- [Input records]:
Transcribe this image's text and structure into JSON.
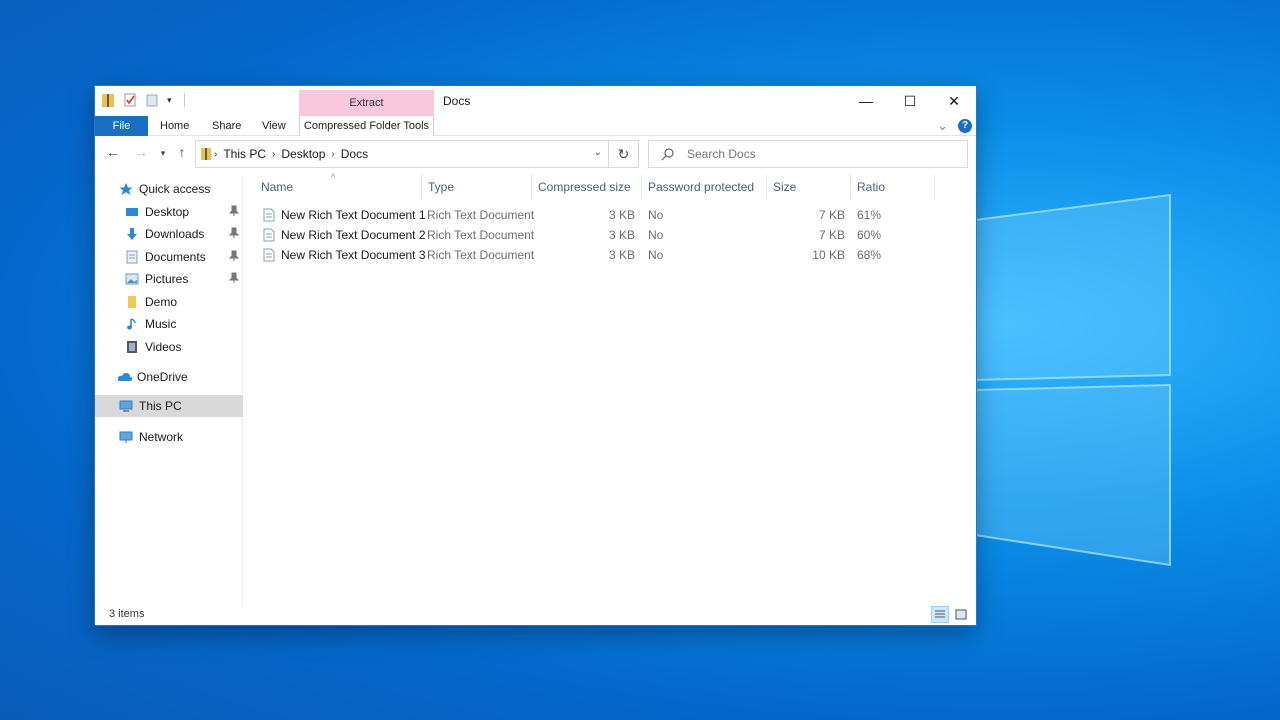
{
  "window": {
    "title": "Docs",
    "contextual_tab": "Extract",
    "minimize": "—",
    "maximize": "☐",
    "close": "✕"
  },
  "ribbon": {
    "tabs": [
      "File",
      "Home",
      "Share",
      "View",
      "Compressed Folder Tools"
    ],
    "collapse": "⌄",
    "help": "?"
  },
  "address": {
    "crumbs": [
      "This PC",
      "Desktop",
      "Docs"
    ],
    "refresh": "↻"
  },
  "search": {
    "placeholder": "Search Docs"
  },
  "nav": {
    "quick_access": "Quick access",
    "items": [
      "Desktop",
      "Downloads",
      "Documents",
      "Pictures",
      "Demo",
      "Music",
      "Videos"
    ],
    "onedrive": "OneDrive",
    "this_pc": "This PC",
    "network": "Network"
  },
  "columns": [
    "Name",
    "Type",
    "Compressed size",
    "Password protected",
    "Size",
    "Ratio"
  ],
  "files": [
    {
      "name": "New Rich Text Document 1",
      "type": "Rich Text Document",
      "compressed": "3 KB",
      "password": "No",
      "size": "7 KB",
      "ratio": "61%"
    },
    {
      "name": "New Rich Text Document 2",
      "type": "Rich Text Document",
      "compressed": "3 KB",
      "password": "No",
      "size": "7 KB",
      "ratio": "60%"
    },
    {
      "name": "New Rich Text Document 3",
      "type": "Rich Text Document",
      "compressed": "3 KB",
      "password": "No",
      "size": "10 KB",
      "ratio": "68%"
    }
  ],
  "status": {
    "count": "3 items"
  },
  "colors": {
    "accent": "#1a6fc1",
    "extract_tab": "#f9c8dc",
    "selected": "#d9d9d9"
  }
}
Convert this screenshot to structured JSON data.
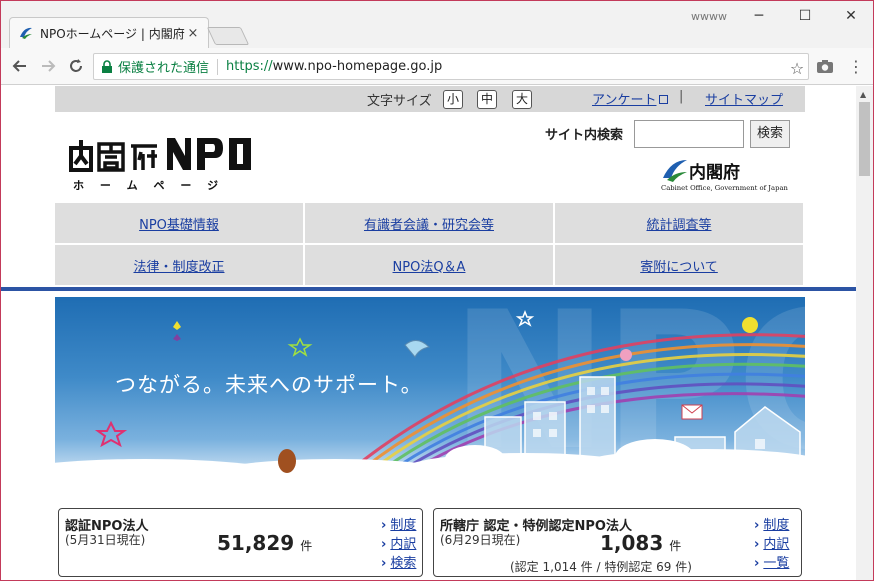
{
  "browser": {
    "tab_title": "NPOホームページ | 内閣府",
    "tab_close": "×",
    "window_label": "wwww",
    "minimize": "─",
    "maximize": "☐",
    "close": "✕",
    "secure_label": "保護された通信",
    "url_scheme": "https://",
    "url_host": "www.npo-homepage.go.jp"
  },
  "header": {
    "font_size_label": "文字サイズ",
    "font_size_small": "小",
    "font_size_medium": "中",
    "font_size_large": "大",
    "survey_link": "アンケート",
    "separator": "|",
    "sitemap_link": "サイトマップ",
    "search_label": "サイト内検索",
    "search_value": "",
    "search_button": "検索",
    "logo_text": "内閣府NPO",
    "logo_sub": "ホ ー ム ペ ー ジ",
    "cabinet_name": "内閣府",
    "cabinet_en": "Cabinet Office, Government of Japan"
  },
  "nav": {
    "items": [
      "NPO基礎情報",
      "有識者会議・研究会等",
      "統計調査等",
      "法律・制度改正",
      "NPO法Q＆A",
      "寄附について"
    ]
  },
  "hero": {
    "tagline": "つながる。未来へのサポート。",
    "bg_word": "NPO"
  },
  "stats": {
    "left": {
      "title": "認証NPO法人",
      "date": "(5月31日現在)",
      "count": "51,829",
      "unit": "件",
      "links": [
        "制度",
        "内訳",
        "検索"
      ]
    },
    "right": {
      "title": "所轄庁 認定・特例認定NPO法人",
      "date": "(6月29日現在)",
      "count": "1,083",
      "unit": "件",
      "breakdown": "(認定 1,014 件 / 特例認定 69 件)",
      "links": [
        "制度",
        "内訳",
        "一覧"
      ]
    }
  },
  "colors": {
    "link": "#1a3ea1",
    "nav_rule": "#2c54a4",
    "secure_green": "#0b8043"
  }
}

- [Exercise details]: Give the entries again without a single change, but with no pictures.

- [Task solution]:
Transcribe this image's text and structure into JSON.
{
  "window": {
    "title": "Docs",
    "contextual_tab": "Extract",
    "minimize": "—",
    "maximize": "☐",
    "close": "✕"
  },
  "ribbon": {
    "tabs": [
      "File",
      "Home",
      "Share",
      "View",
      "Compressed Folder Tools"
    ],
    "collapse": "⌄",
    "help": "?"
  },
  "address": {
    "crumbs": [
      "This PC",
      "Desktop",
      "Docs"
    ],
    "refresh": "↻"
  },
  "search": {
    "placeholder": "Search Docs"
  },
  "nav": {
    "quick_access": "Quick access",
    "items": [
      "Desktop",
      "Downloads",
      "Documents",
      "Pictures",
      "Demo",
      "Music",
      "Videos"
    ],
    "onedrive": "OneDrive",
    "this_pc": "This PC",
    "network": "Network"
  },
  "columns": [
    "Name",
    "Type",
    "Compressed size",
    "Password protected",
    "Size",
    "Ratio"
  ],
  "files": [
    {
      "name": "New Rich Text Document 1",
      "type": "Rich Text Document",
      "compressed": "3 KB",
      "password": "No",
      "size": "7 KB",
      "ratio": "61%"
    },
    {
      "name": "New Rich Text Document 2",
      "type": "Rich Text Document",
      "compressed": "3 KB",
      "password": "No",
      "size": "7 KB",
      "ratio": "60%"
    },
    {
      "name": "New Rich Text Document 3",
      "type": "Rich Text Document",
      "compressed": "3 KB",
      "password": "No",
      "size": "10 KB",
      "ratio": "68%"
    }
  ],
  "status": {
    "count": "3 items"
  },
  "colors": {
    "accent": "#1a6fc1",
    "extract_tab": "#f9c8dc",
    "selected": "#d9d9d9"
  }
}
Convert this screenshot to structured JSON data.
{
  "browser": {
    "tab_title": "NPOホームページ | 内閣府",
    "tab_close": "×",
    "window_label": "wwww",
    "minimize": "─",
    "maximize": "☐",
    "close": "✕",
    "secure_label": "保護された通信",
    "url_scheme": "https://",
    "url_host": "www.npo-homepage.go.jp"
  },
  "header": {
    "font_size_label": "文字サイズ",
    "font_size_small": "小",
    "font_size_medium": "中",
    "font_size_large": "大",
    "survey_link": "アンケート",
    "separator": "|",
    "sitemap_link": "サイトマップ",
    "search_label": "サイト内検索",
    "search_value": "",
    "search_button": "検索",
    "logo_text": "内閣府NPO",
    "logo_sub": "ホ ー ム ペ ー ジ",
    "cabinet_name": "内閣府",
    "cabinet_en": "Cabinet Office, Government of Japan"
  },
  "nav": {
    "items": [
      "NPO基礎情報",
      "有識者会議・研究会等",
      "統計調査等",
      "法律・制度改正",
      "NPO法Q＆A",
      "寄附について"
    ]
  },
  "hero": {
    "tagline": "つながる。未来へのサポート。",
    "bg_word": "NPO"
  },
  "stats": {
    "left": {
      "title": "認証NPO法人",
      "date": "(5月31日現在)",
      "count": "51,829",
      "unit": "件",
      "links": [
        "制度",
        "内訳",
        "検索"
      ]
    },
    "right": {
      "title": "所轄庁 認定・特例認定NPO法人",
      "date": "(6月29日現在)",
      "count": "1,083",
      "unit": "件",
      "breakdown": "(認定 1,014 件 / 特例認定 69 件)",
      "links": [
        "制度",
        "内訳",
        "一覧"
      ]
    }
  },
  "colors": {
    "link": "#1a3ea1",
    "nav_rule": "#2c54a4",
    "secure_green": "#0b8043"
  }
}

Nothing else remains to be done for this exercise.